Copy each line containing the word "Ordered" from the records that follow, please.

Supplied information:
>> Start

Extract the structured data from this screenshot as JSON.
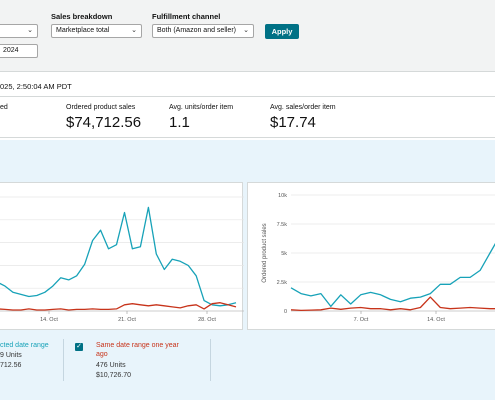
{
  "filters": {
    "sales_breakdown_label": "Sales breakdown",
    "sales_breakdown_value": "Marketplace total",
    "fulfillment_label": "Fulfillment channel",
    "fulfillment_value": "Both (Amazon and seller)",
    "date_to_value": "2024",
    "apply_label": "Apply"
  },
  "timestamp": "025, 2:50:04 AM PDT",
  "kpis": [
    {
      "label": "ed",
      "value": ""
    },
    {
      "label": "Ordered product sales",
      "value": "$74,712.56"
    },
    {
      "label": "Avg. units/order item",
      "value": "1.1"
    },
    {
      "label": "Avg. sales/order item",
      "value": "$17.74"
    }
  ],
  "legend": {
    "selected_label": "cted date range",
    "selected_units": "9 Units",
    "selected_sales": "712.56",
    "compare_label_line1": "Same date range one year",
    "compare_label_line2": "ago",
    "compare_units": "476 Units",
    "compare_sales": "$10,726.70"
  },
  "colors": {
    "current_series": "#17a2b8",
    "compare_series": "#c7331a",
    "apply_button": "#007185"
  },
  "chart_data": [
    {
      "type": "line",
      "x_ticks": [
        "14. Oct",
        "21. Oct",
        "28. Oct"
      ],
      "y_ticks": [],
      "ylabel": "",
      "grid": true,
      "series": [
        {
          "values": [
            28,
            24,
            18,
            16,
            14,
            15,
            18,
            24,
            32,
            30,
            34,
            45,
            68,
            78,
            60,
            64,
            95,
            60,
            62,
            100,
            55,
            40,
            50,
            48,
            44,
            34,
            10,
            6,
            5,
            6,
            8
          ]
        },
        {
          "values": [
            2,
            1.5,
            1,
            1,
            2,
            1,
            1,
            1.5,
            2,
            1,
            1.5,
            1.5,
            2,
            1.5,
            1.5,
            2,
            6,
            7,
            6,
            5,
            6,
            5,
            4,
            3,
            5,
            6,
            2,
            7,
            8,
            6,
            4
          ]
        }
      ]
    },
    {
      "type": "line",
      "x_ticks": [
        "7. Oct",
        "14. Oct"
      ],
      "y_ticks": [
        "0",
        "2.5k",
        "5k",
        "7.5k",
        "10k"
      ],
      "ylabel": "Ordered product sales",
      "ylim": [
        0,
        10000
      ],
      "grid": true,
      "series": [
        {
          "values": [
            2000,
            1500,
            1300,
            1500,
            400,
            1400,
            600,
            1400,
            1600,
            1400,
            1000,
            800,
            1100,
            1200,
            1500,
            2300,
            2300,
            2900,
            2900,
            3500,
            5000,
            6500
          ]
        },
        {
          "values": [
            100,
            50,
            80,
            100,
            250,
            150,
            250,
            300,
            200,
            200,
            100,
            200,
            100,
            300,
            1200,
            300,
            200,
            250,
            300,
            250,
            200,
            200
          ]
        }
      ]
    }
  ]
}
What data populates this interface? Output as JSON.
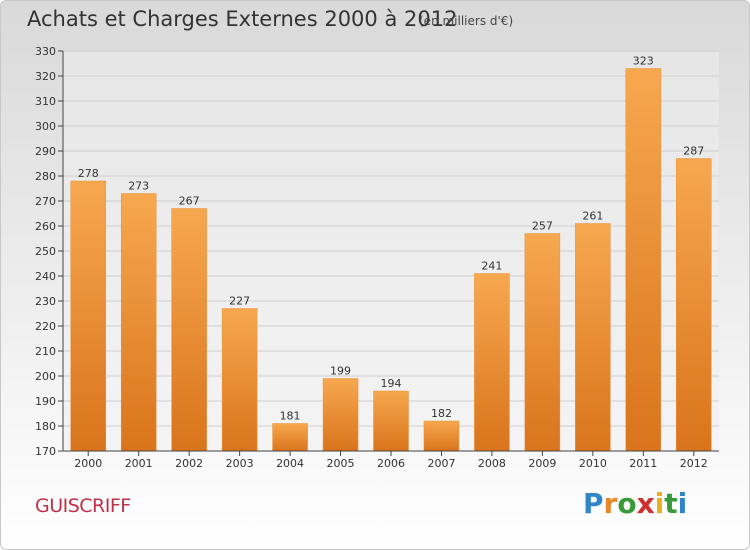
{
  "header": {
    "title": "Achats et Charges Externes 2000 à 2012",
    "subtitle": "(en milliers d'€)"
  },
  "footer": {
    "commune": "GUISCRIFF",
    "logo_letters": [
      "P",
      "r",
      "o",
      "x",
      "i",
      "t",
      "i"
    ],
    "logo_colors": [
      "#2e86c8",
      "#e8862a",
      "#3a9a3a",
      "#cf2f2f",
      "#e8b01e",
      "#3a9a3a",
      "#2e86c8"
    ]
  },
  "colors": {
    "bar_light": "#f7a84f",
    "bar_dark": "#d9741c",
    "grid": "#cfcfcf",
    "axis": "#444444",
    "text": "#333333"
  },
  "chart_data": {
    "type": "bar",
    "title": "Achats et Charges Externes 2000 à 2012",
    "subtitle": "(en milliers d'€)",
    "categories": [
      "2000",
      "2001",
      "2002",
      "2003",
      "2004",
      "2005",
      "2006",
      "2007",
      "2008",
      "2009",
      "2010",
      "2011",
      "2012"
    ],
    "values": [
      278,
      273,
      267,
      227,
      181,
      199,
      194,
      182,
      241,
      257,
      261,
      323,
      287
    ],
    "ylim": [
      170,
      330
    ],
    "yticks": [
      170,
      180,
      190,
      200,
      210,
      220,
      230,
      240,
      250,
      260,
      270,
      280,
      290,
      300,
      310,
      320,
      330
    ],
    "grid": true,
    "data_labels": true
  }
}
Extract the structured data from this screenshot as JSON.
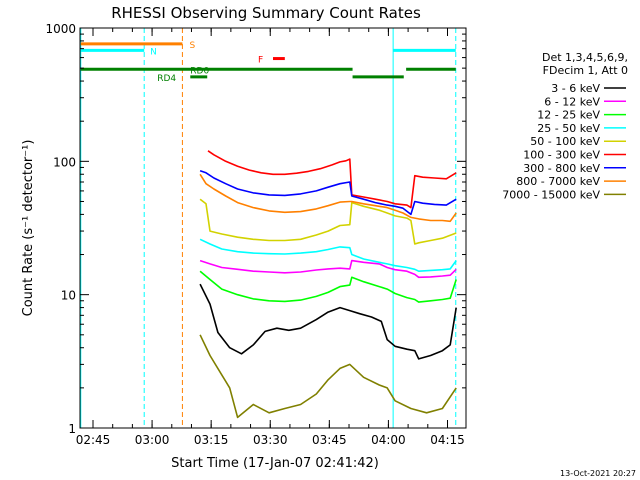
{
  "chart_data": {
    "type": "line",
    "title": "RHESSI Observing Summary Count Rates",
    "xlabel": "Start Time (17-Jan-07 02:41:42)",
    "ylabel": "Count Rate (s⁻¹ detector⁻¹)",
    "yscale": "log",
    "ylim": [
      1,
      1000
    ],
    "xlim_minutes": [
      0,
      98
    ],
    "x_ticks": [
      {
        "label": "02:45",
        "min": 3.3
      },
      {
        "label": "03:00",
        "min": 18.3
      },
      {
        "label": "03:15",
        "min": 33.3
      },
      {
        "label": "03:30",
        "min": 48.3
      },
      {
        "label": "03:45",
        "min": 63.3
      },
      {
        "label": "04:00",
        "min": 78.3
      },
      {
        "label": "04:15",
        "min": 93.3
      }
    ],
    "y_ticks": [
      {
        "label": "1",
        "value": 1
      },
      {
        "label": "10",
        "value": 10
      },
      {
        "label": "100",
        "value": 100
      },
      {
        "label": "1000",
        "value": 1000
      }
    ],
    "legend_header": [
      "Det 1,3,4,5,6,9,",
      "FDecim 1, Att 0"
    ],
    "series": [
      {
        "name": "3 - 6 keV",
        "color": "#000000",
        "points": [
          [
            30.5,
            12
          ],
          [
            33,
            8.5
          ],
          [
            35,
            5.2
          ],
          [
            38,
            4
          ],
          [
            41,
            3.6
          ],
          [
            44,
            4.2
          ],
          [
            47,
            5.3
          ],
          [
            50,
            5.6
          ],
          [
            53,
            5.4
          ],
          [
            56,
            5.6
          ],
          [
            60,
            6.5
          ],
          [
            63,
            7.4
          ],
          [
            66,
            8
          ],
          [
            68.5,
            7.6
          ],
          [
            71,
            7.2
          ],
          [
            74,
            6.8
          ],
          [
            76.5,
            6.3
          ],
          [
            78,
            4.6
          ],
          [
            80,
            4.1
          ],
          [
            83,
            3.9
          ],
          [
            85,
            3.8
          ],
          [
            86,
            3.3
          ],
          [
            89,
            3.5
          ],
          [
            92,
            3.8
          ],
          [
            94,
            4.2
          ],
          [
            95.5,
            8
          ]
        ]
      },
      {
        "name": "6 - 12 keV",
        "color": "#ff00ff",
        "points": [
          [
            30.5,
            18
          ],
          [
            33,
            17
          ],
          [
            36,
            16
          ],
          [
            40,
            15.5
          ],
          [
            44,
            15
          ],
          [
            48,
            14.8
          ],
          [
            52,
            14.6
          ],
          [
            56,
            14.8
          ],
          [
            60,
            15.3
          ],
          [
            63,
            15.6
          ],
          [
            66,
            15.8
          ],
          [
            68.5,
            15.6
          ],
          [
            69,
            18
          ],
          [
            72,
            17.5
          ],
          [
            76,
            17
          ],
          [
            78,
            16
          ],
          [
            80,
            15.4
          ],
          [
            83,
            15
          ],
          [
            85,
            14.2
          ],
          [
            86,
            13.5
          ],
          [
            89,
            13.6
          ],
          [
            92,
            13.8
          ],
          [
            94,
            14
          ],
          [
            95.5,
            15.5
          ]
        ]
      },
      {
        "name": "12 - 25 keV",
        "color": "#00ff00",
        "points": [
          [
            30.5,
            15
          ],
          [
            33,
            13
          ],
          [
            36,
            11
          ],
          [
            40,
            10
          ],
          [
            44,
            9.3
          ],
          [
            48,
            9
          ],
          [
            52,
            8.9
          ],
          [
            56,
            9.1
          ],
          [
            60,
            9.7
          ],
          [
            63,
            10.4
          ],
          [
            66,
            11.5
          ],
          [
            68.5,
            11.8
          ],
          [
            69,
            13.5
          ],
          [
            72,
            12.5
          ],
          [
            76,
            11.5
          ],
          [
            78,
            11
          ],
          [
            80,
            10.2
          ],
          [
            83,
            9.5
          ],
          [
            85,
            9.2
          ],
          [
            86,
            8.8
          ],
          [
            89,
            9
          ],
          [
            92,
            9.2
          ],
          [
            94,
            9.4
          ],
          [
            95.5,
            13
          ]
        ]
      },
      {
        "name": "25 - 50 keV",
        "color": "#00ffff",
        "points": [
          [
            30.5,
            26
          ],
          [
            33,
            24
          ],
          [
            36,
            22
          ],
          [
            40,
            21
          ],
          [
            44,
            20.5
          ],
          [
            48,
            20.3
          ],
          [
            52,
            20.2
          ],
          [
            56,
            20.5
          ],
          [
            60,
            21
          ],
          [
            63,
            21.8
          ],
          [
            66,
            22.8
          ],
          [
            68.5,
            22.5
          ],
          [
            69,
            20
          ],
          [
            72,
            18.5
          ],
          [
            76,
            17.5
          ],
          [
            78,
            17
          ],
          [
            80,
            16.5
          ],
          [
            83,
            16
          ],
          [
            85,
            15.5
          ],
          [
            86,
            15
          ],
          [
            89,
            15.2
          ],
          [
            92,
            15.4
          ],
          [
            94,
            15.6
          ],
          [
            95.5,
            18
          ]
        ]
      },
      {
        "name": "50 - 100 keV",
        "color": "#d2d200",
        "points": [
          [
            30.5,
            52
          ],
          [
            32,
            48
          ],
          [
            33,
            30
          ],
          [
            36,
            28.5
          ],
          [
            40,
            27
          ],
          [
            44,
            26
          ],
          [
            48,
            25.5
          ],
          [
            52,
            25.5
          ],
          [
            56,
            26
          ],
          [
            60,
            28
          ],
          [
            63,
            30
          ],
          [
            66,
            33
          ],
          [
            68.5,
            33.5
          ],
          [
            69,
            49
          ],
          [
            72,
            46
          ],
          [
            76,
            43
          ],
          [
            78,
            41
          ],
          [
            80,
            39
          ],
          [
            83,
            37.5
          ],
          [
            84,
            36
          ],
          [
            85,
            24
          ],
          [
            86,
            24.5
          ],
          [
            89,
            25.5
          ],
          [
            92,
            26.5
          ],
          [
            95.5,
            29
          ]
        ]
      },
      {
        "name": "100 - 300 keV",
        "color": "#ff0000",
        "points": [
          [
            32.5,
            120
          ],
          [
            34,
            112
          ],
          [
            37,
            100
          ],
          [
            40,
            92
          ],
          [
            43,
            86
          ],
          [
            46,
            82
          ],
          [
            49,
            80
          ],
          [
            52,
            80
          ],
          [
            55,
            81.5
          ],
          [
            58,
            84
          ],
          [
            61,
            88
          ],
          [
            64,
            94
          ],
          [
            66,
            99
          ],
          [
            67.5,
            101
          ],
          [
            68.5,
            104
          ],
          [
            69,
            56
          ],
          [
            72,
            54
          ],
          [
            75,
            52
          ],
          [
            78,
            50
          ],
          [
            80,
            48
          ],
          [
            83,
            47
          ],
          [
            84,
            45
          ],
          [
            85,
            78
          ],
          [
            87,
            76
          ],
          [
            90,
            75
          ],
          [
            93,
            74
          ],
          [
            95.5,
            82
          ]
        ]
      },
      {
        "name": "300 - 800 keV",
        "color": "#0000ff",
        "points": [
          [
            30.5,
            85
          ],
          [
            32,
            82
          ],
          [
            34,
            75
          ],
          [
            37,
            68
          ],
          [
            40,
            62
          ],
          [
            44,
            58
          ],
          [
            48,
            56
          ],
          [
            52,
            55.5
          ],
          [
            56,
            57
          ],
          [
            60,
            60
          ],
          [
            63,
            64
          ],
          [
            66,
            68
          ],
          [
            68.5,
            70
          ],
          [
            69,
            55
          ],
          [
            72,
            52
          ],
          [
            75,
            49
          ],
          [
            78,
            47
          ],
          [
            80,
            46
          ],
          [
            82,
            44.5
          ],
          [
            84,
            40
          ],
          [
            85,
            50
          ],
          [
            87,
            48.5
          ],
          [
            90,
            47.5
          ],
          [
            93,
            47
          ],
          [
            95.5,
            52
          ]
        ]
      },
      {
        "name": "800 - 7000 keV",
        "color": "#ff8000",
        "points": [
          [
            30.5,
            80
          ],
          [
            32,
            68
          ],
          [
            34,
            62
          ],
          [
            37,
            55
          ],
          [
            40,
            49
          ],
          [
            44,
            45
          ],
          [
            48,
            42.5
          ],
          [
            52,
            41.5
          ],
          [
            56,
            42
          ],
          [
            60,
            44
          ],
          [
            63,
            46.5
          ],
          [
            66,
            49.5
          ],
          [
            68.5,
            50
          ],
          [
            69,
            50
          ],
          [
            72,
            48
          ],
          [
            75,
            46.5
          ],
          [
            78,
            45
          ],
          [
            80,
            43
          ],
          [
            82,
            41
          ],
          [
            84,
            38
          ],
          [
            86,
            37
          ],
          [
            89,
            36
          ],
          [
            92,
            36
          ],
          [
            94,
            35.5
          ],
          [
            95.5,
            41
          ]
        ]
      },
      {
        "name": "7000 - 15000 keV",
        "color": "#808000",
        "points": [
          [
            30.5,
            5
          ],
          [
            33,
            3.5
          ],
          [
            36,
            2.5
          ],
          [
            38,
            2
          ],
          [
            40,
            1.2
          ],
          [
            44,
            1.5
          ],
          [
            48,
            1.3
          ],
          [
            52,
            1.4
          ],
          [
            56,
            1.5
          ],
          [
            60,
            1.8
          ],
          [
            63,
            2.3
          ],
          [
            66,
            2.8
          ],
          [
            68.5,
            3
          ],
          [
            72,
            2.4
          ],
          [
            76,
            2.1
          ],
          [
            78,
            2
          ],
          [
            80,
            1.6
          ],
          [
            84,
            1.4
          ],
          [
            88,
            1.3
          ],
          [
            92,
            1.4
          ],
          [
            95.5,
            2
          ]
        ]
      }
    ],
    "overlays": {
      "vertical_lines": [
        {
          "min": 0.2,
          "color": "#00ffff",
          "style": "solid"
        },
        {
          "min": 16.3,
          "color": "#00ffff",
          "style": "dashed"
        },
        {
          "min": 26.0,
          "color": "#ff8000",
          "style": "dashed"
        },
        {
          "min": 79.5,
          "color": "#00ffff",
          "style": "solid"
        },
        {
          "min": 95.4,
          "color": "#00ffff",
          "style": "dashed"
        }
      ],
      "bars": [
        {
          "label": "S",
          "color": "#ff8000",
          "start": 0.2,
          "end": 26.0,
          "level": 760,
          "label_min": 27.8
        },
        {
          "label": "N",
          "color": "#00ffff",
          "start": 0.2,
          "end": 16.3,
          "level": 680,
          "label_min": 17.8
        },
        {
          "label": "N",
          "color": "#00ffff",
          "start": 79.5,
          "end": 95.4,
          "level": 680,
          "label_min": null
        },
        {
          "label": "F",
          "color": "#ff0000",
          "start": 49.0,
          "end": 52.0,
          "level": 590,
          "label_min": 45.2
        },
        {
          "label": "RD0",
          "color": "#008000",
          "start": 0.2,
          "end": 69.2,
          "level": 490,
          "label_min": 28.0
        },
        {
          "label": "RD4",
          "color": "#008000",
          "start": 28.0,
          "end": 32.3,
          "level": 430,
          "label_min": 19.6
        },
        {
          "label": "",
          "color": "#008000",
          "start": 69.2,
          "end": 82.2,
          "level": 430,
          "label_min": null
        },
        {
          "label": "",
          "color": "#008000",
          "start": 82.8,
          "end": 95.4,
          "level": 490,
          "label_min": null
        }
      ]
    },
    "footer_date": "13-Oct-2021 20:27"
  }
}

>> End

Response for this exercise:
      "label": "Ordered product sales",
      "ylabel": "Ordered product sales",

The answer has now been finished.